Set problem >>
Tally the lines that include the word "price" and reply with nothing but the total.

═════ Excerpted records

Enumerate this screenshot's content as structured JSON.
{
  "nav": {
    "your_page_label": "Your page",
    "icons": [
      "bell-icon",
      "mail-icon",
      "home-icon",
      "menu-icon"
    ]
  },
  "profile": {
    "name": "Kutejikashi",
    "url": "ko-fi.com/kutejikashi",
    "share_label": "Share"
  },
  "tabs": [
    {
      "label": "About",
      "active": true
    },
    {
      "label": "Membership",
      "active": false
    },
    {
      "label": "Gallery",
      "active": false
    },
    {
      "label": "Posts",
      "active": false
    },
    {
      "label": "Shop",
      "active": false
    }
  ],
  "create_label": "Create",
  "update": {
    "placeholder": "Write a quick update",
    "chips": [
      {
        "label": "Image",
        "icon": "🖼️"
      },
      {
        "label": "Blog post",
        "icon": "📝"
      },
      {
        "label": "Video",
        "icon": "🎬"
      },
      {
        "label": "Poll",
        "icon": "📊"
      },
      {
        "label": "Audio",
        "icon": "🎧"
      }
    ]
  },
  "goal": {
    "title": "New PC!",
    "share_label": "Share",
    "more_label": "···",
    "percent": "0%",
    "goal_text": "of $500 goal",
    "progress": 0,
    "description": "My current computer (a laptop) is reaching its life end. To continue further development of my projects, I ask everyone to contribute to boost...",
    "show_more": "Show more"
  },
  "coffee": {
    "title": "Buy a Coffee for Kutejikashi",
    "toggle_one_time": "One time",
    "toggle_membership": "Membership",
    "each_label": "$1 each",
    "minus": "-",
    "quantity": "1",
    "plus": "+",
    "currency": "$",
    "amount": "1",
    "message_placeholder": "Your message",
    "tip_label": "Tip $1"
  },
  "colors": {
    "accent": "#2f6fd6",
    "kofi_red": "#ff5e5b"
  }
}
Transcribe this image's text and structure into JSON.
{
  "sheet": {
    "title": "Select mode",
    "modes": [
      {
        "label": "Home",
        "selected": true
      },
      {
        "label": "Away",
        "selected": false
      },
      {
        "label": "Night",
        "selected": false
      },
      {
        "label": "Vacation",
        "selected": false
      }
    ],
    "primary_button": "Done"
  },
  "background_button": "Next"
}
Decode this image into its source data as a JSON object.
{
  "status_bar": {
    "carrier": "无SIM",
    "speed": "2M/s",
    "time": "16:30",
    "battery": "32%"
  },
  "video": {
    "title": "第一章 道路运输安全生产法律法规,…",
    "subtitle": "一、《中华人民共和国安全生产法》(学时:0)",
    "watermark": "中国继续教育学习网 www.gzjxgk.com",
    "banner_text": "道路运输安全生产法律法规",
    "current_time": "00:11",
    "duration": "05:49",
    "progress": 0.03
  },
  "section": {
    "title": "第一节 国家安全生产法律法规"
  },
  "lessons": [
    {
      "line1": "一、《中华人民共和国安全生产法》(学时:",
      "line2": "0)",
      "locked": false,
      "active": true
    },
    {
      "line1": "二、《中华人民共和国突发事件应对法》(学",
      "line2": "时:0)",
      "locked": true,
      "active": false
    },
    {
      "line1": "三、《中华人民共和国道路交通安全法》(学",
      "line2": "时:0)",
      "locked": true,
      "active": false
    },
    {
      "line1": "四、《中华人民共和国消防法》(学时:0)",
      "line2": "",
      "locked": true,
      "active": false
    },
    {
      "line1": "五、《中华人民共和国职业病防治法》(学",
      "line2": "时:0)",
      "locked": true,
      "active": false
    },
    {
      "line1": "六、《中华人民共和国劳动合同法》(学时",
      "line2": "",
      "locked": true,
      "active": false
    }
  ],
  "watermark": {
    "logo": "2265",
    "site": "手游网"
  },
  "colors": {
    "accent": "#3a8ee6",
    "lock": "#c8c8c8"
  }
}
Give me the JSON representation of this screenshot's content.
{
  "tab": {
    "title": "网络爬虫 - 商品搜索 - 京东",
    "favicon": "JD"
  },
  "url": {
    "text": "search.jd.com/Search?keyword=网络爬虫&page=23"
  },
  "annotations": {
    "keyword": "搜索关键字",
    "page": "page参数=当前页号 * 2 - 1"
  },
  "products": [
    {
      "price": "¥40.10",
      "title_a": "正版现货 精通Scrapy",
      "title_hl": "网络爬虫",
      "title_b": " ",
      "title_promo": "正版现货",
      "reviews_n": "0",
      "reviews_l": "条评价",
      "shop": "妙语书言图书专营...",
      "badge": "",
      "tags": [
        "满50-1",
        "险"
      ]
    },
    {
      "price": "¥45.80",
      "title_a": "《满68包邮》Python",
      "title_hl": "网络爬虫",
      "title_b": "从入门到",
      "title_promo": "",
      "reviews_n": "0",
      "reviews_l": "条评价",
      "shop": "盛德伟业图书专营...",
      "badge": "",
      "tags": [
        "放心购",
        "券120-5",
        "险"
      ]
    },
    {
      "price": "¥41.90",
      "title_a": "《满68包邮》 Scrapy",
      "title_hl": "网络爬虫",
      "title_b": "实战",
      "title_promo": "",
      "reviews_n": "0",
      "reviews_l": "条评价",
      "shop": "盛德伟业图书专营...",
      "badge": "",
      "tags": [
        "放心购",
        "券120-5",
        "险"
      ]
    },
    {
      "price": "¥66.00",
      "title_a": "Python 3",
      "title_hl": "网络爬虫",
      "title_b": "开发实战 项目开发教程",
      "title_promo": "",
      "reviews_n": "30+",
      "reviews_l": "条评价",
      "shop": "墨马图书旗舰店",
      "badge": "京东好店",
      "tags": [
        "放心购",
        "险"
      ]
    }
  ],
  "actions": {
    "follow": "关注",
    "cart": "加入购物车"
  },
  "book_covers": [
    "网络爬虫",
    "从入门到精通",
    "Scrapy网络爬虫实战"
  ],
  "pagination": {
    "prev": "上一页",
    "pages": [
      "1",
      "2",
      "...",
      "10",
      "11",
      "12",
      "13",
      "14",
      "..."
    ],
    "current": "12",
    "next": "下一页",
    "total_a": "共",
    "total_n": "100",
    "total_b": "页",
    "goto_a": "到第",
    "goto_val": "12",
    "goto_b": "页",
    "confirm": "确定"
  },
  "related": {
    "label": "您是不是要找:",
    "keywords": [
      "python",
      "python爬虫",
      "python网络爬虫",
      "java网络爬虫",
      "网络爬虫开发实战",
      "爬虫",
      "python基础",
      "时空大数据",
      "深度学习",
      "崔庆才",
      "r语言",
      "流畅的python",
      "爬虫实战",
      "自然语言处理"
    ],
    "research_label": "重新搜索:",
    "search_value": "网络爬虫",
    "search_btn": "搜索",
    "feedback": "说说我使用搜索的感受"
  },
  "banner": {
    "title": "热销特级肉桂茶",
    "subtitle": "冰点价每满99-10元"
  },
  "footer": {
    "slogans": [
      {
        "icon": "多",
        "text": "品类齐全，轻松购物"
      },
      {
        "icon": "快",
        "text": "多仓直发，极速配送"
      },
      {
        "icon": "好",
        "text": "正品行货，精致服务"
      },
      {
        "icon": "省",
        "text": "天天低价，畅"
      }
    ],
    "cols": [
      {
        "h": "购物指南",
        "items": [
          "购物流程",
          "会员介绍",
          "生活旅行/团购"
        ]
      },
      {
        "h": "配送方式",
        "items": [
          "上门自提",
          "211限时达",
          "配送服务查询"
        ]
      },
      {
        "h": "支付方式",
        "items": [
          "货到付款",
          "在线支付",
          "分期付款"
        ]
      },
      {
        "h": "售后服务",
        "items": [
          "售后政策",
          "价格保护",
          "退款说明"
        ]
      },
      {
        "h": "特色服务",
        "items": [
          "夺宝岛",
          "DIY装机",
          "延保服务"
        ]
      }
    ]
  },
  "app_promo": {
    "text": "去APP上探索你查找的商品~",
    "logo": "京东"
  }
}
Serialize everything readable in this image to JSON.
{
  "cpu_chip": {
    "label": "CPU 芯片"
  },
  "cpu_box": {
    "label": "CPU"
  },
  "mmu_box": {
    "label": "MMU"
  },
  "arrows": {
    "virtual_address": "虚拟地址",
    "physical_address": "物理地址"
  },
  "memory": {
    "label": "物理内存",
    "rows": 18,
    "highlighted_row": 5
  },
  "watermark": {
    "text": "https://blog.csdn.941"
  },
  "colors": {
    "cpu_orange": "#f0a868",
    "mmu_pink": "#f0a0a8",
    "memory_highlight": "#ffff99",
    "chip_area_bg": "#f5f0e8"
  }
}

══════════

Answer to this task >>
4